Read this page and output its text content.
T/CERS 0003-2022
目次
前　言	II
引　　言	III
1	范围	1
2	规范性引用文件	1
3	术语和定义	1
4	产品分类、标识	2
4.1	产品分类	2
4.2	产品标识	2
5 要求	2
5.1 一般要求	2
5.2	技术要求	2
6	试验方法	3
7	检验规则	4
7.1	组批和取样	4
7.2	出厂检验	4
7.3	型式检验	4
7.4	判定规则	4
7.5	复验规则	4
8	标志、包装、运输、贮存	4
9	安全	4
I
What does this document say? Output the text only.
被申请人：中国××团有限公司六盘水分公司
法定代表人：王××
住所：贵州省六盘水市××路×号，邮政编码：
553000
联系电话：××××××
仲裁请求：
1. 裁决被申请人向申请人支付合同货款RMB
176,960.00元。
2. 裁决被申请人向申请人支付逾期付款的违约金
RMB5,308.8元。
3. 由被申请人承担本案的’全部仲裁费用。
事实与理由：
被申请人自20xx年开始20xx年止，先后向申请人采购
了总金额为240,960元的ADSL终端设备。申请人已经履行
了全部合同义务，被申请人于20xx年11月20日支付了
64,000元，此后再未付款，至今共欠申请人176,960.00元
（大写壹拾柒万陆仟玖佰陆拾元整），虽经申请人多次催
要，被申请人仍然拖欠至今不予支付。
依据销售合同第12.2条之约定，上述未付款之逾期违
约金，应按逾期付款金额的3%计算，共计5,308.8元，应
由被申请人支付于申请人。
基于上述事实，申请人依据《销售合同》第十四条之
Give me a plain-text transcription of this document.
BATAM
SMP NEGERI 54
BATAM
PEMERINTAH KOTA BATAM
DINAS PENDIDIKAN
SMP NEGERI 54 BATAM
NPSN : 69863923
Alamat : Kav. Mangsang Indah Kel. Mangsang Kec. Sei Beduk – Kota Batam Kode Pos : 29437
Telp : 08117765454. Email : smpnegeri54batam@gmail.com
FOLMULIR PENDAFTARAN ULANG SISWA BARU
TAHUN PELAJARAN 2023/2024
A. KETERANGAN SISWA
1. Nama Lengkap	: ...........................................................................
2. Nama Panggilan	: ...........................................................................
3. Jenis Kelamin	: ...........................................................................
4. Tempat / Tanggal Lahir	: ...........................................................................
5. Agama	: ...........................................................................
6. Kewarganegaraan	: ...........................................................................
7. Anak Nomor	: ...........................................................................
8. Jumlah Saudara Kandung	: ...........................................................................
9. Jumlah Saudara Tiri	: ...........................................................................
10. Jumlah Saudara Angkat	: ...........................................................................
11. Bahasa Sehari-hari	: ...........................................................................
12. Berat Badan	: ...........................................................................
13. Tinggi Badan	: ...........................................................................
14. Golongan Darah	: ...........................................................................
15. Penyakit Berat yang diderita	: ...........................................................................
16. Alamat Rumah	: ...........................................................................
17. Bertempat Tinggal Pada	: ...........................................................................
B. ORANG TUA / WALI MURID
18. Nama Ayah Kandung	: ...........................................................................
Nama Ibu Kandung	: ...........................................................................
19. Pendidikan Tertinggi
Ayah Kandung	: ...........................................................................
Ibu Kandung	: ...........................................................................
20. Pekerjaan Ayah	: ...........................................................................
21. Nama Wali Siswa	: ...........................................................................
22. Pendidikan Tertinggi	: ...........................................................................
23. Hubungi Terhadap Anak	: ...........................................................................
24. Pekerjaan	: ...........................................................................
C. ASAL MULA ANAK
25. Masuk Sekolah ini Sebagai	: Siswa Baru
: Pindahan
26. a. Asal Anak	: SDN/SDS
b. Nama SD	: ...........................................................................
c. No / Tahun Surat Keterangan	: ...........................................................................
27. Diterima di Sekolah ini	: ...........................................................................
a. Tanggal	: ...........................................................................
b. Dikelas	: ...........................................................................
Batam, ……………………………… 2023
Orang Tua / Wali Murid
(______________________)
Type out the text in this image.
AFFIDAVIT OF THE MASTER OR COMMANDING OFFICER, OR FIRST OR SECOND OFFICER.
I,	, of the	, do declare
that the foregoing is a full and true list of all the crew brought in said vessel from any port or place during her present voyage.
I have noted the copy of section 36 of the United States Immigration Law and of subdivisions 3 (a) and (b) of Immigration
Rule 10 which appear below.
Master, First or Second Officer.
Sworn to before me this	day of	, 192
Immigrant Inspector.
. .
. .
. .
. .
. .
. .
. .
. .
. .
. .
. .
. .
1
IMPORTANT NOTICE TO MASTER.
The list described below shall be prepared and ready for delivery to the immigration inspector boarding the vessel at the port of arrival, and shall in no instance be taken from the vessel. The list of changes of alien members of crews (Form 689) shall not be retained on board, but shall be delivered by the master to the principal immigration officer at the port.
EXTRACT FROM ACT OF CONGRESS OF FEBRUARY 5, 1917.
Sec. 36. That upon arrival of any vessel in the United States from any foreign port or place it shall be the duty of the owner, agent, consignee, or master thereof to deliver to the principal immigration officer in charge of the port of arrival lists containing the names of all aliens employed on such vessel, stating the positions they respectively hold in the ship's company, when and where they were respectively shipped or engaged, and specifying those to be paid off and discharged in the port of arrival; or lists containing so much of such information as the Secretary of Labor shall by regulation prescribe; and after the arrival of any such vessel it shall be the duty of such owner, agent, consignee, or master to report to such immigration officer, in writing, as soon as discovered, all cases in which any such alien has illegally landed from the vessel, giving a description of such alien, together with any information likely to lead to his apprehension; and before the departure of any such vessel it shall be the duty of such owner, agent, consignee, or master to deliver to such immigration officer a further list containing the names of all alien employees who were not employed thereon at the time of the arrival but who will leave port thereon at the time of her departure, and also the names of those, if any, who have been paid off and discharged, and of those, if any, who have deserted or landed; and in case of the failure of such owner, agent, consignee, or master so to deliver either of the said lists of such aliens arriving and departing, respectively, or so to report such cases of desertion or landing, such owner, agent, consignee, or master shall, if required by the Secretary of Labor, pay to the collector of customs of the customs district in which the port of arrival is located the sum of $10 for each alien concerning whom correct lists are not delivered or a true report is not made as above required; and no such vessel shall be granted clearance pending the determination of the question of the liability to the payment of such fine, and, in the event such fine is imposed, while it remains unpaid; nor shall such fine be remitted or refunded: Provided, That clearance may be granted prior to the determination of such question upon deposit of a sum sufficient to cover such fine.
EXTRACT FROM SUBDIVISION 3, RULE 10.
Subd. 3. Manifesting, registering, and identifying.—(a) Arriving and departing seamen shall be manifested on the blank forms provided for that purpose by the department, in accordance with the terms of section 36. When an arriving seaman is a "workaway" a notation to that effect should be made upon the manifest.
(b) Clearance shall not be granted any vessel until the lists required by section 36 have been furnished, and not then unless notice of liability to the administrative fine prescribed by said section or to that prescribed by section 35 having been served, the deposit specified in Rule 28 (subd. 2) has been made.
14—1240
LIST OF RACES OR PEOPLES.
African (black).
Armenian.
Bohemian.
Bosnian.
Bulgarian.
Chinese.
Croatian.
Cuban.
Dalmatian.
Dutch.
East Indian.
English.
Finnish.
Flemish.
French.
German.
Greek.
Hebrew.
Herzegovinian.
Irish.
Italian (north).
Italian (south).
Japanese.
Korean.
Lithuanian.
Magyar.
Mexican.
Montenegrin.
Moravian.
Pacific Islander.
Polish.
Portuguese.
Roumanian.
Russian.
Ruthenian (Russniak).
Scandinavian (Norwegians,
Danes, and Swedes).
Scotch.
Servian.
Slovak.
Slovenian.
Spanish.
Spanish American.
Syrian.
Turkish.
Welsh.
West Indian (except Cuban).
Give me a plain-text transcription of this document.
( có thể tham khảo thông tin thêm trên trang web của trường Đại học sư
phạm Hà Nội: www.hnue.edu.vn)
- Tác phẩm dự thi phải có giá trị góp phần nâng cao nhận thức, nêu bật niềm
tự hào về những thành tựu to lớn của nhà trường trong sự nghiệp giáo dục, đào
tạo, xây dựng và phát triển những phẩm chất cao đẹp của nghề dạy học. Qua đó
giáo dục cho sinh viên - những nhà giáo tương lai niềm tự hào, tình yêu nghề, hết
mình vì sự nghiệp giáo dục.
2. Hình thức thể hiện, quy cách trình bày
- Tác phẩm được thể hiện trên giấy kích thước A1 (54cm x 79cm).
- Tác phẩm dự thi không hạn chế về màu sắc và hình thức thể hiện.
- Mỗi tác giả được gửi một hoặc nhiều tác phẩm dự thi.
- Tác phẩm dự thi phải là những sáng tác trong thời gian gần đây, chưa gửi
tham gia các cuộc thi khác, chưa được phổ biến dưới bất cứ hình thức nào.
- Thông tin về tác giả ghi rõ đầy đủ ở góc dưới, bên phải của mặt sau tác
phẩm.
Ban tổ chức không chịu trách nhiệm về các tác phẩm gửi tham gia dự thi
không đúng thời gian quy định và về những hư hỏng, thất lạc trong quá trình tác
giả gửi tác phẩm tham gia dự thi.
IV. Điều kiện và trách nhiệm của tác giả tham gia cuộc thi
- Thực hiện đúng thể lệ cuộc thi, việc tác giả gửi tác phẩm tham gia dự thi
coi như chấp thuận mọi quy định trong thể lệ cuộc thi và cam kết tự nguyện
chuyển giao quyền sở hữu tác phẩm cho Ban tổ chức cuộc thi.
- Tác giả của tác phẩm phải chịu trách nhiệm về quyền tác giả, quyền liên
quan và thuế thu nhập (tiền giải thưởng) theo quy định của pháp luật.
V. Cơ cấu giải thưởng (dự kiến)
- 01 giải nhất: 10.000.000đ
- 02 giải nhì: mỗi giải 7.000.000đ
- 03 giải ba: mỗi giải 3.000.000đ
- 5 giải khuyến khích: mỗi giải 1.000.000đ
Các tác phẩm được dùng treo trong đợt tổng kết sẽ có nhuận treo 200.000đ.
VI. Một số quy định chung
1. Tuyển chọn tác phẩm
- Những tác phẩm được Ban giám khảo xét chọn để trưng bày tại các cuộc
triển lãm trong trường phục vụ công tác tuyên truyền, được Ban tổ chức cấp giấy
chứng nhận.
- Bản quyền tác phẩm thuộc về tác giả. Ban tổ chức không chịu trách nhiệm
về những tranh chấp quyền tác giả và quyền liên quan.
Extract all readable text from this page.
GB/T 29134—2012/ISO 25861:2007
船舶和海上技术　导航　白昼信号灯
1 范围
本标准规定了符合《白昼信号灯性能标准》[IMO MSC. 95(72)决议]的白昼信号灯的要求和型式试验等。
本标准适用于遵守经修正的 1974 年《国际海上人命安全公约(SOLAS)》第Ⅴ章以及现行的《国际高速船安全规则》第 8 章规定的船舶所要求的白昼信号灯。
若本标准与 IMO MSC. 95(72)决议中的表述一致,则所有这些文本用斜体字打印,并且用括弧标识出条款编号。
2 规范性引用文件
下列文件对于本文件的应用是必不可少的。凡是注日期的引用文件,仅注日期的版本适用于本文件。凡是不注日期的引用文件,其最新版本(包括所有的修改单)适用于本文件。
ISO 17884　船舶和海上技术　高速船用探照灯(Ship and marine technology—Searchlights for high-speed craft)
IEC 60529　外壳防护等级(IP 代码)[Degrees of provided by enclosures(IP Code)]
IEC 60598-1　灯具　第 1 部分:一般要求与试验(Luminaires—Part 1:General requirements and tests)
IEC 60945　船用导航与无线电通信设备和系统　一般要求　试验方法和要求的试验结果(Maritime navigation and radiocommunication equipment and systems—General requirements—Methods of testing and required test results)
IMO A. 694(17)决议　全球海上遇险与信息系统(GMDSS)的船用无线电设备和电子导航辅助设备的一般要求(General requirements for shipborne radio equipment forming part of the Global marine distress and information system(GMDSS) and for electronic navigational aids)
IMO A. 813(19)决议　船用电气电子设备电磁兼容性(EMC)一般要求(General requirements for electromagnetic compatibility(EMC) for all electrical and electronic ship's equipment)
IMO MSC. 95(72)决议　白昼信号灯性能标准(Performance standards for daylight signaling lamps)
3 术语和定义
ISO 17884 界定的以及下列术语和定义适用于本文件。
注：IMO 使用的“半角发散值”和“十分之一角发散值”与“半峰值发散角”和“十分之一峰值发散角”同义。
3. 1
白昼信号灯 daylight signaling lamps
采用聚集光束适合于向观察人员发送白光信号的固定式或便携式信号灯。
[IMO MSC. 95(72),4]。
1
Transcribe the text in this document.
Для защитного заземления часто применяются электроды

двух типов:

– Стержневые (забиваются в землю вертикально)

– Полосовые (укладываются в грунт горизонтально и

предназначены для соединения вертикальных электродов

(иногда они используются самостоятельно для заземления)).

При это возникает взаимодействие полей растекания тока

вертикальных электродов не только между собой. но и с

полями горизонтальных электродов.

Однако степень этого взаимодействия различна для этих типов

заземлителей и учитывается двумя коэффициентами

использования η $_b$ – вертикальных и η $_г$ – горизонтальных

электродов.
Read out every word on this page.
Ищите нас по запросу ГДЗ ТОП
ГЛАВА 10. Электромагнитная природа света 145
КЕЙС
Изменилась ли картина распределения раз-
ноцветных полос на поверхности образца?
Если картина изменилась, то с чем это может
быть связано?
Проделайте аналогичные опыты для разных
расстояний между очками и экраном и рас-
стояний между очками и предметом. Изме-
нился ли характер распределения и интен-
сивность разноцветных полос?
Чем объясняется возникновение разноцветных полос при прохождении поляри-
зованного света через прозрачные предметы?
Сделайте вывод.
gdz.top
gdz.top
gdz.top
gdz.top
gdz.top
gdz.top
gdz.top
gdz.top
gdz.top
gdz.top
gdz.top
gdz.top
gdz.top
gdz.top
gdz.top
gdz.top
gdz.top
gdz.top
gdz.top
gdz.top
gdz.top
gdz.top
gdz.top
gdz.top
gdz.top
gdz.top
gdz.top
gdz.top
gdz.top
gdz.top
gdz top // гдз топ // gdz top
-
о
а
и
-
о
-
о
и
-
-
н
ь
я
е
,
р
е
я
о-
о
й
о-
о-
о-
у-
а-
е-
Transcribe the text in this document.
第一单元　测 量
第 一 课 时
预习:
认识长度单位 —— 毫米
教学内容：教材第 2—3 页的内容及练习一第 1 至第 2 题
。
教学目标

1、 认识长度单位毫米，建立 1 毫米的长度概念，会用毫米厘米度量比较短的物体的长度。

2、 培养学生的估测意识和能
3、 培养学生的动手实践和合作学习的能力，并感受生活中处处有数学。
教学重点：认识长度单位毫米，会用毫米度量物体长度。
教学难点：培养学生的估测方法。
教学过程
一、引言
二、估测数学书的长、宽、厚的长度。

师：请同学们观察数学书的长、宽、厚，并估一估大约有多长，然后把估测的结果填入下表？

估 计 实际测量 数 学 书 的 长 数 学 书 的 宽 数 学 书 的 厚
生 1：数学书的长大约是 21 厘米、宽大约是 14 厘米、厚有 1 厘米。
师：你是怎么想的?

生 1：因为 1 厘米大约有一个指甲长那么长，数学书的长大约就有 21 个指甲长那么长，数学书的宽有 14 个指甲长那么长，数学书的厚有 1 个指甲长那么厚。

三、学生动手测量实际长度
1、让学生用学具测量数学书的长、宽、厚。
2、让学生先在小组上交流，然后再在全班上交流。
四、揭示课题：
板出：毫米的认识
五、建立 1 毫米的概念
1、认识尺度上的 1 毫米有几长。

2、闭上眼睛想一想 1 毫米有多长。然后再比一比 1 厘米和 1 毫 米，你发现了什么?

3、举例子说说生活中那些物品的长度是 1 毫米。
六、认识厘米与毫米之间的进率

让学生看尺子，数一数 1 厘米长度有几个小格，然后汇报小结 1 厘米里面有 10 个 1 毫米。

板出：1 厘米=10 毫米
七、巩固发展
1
= = = = = = =
From the entries above, return each line with the word "marine" in it.

RESULT OF THE EXERCISE:
ISO 17884　船舶和海上技术　高速船用探照灯(Ship and marine technology—Searchlights for high-speed craft)
IMO A. 694(17)决议　全球海上遇险与信息系统(GMDSS)的船用无线电设备和电子导航辅助设备的一般要求(General requirements for shipborne radio equipment forming part of the Global marine distress and information system(GMDSS) and for electronic navigational aids)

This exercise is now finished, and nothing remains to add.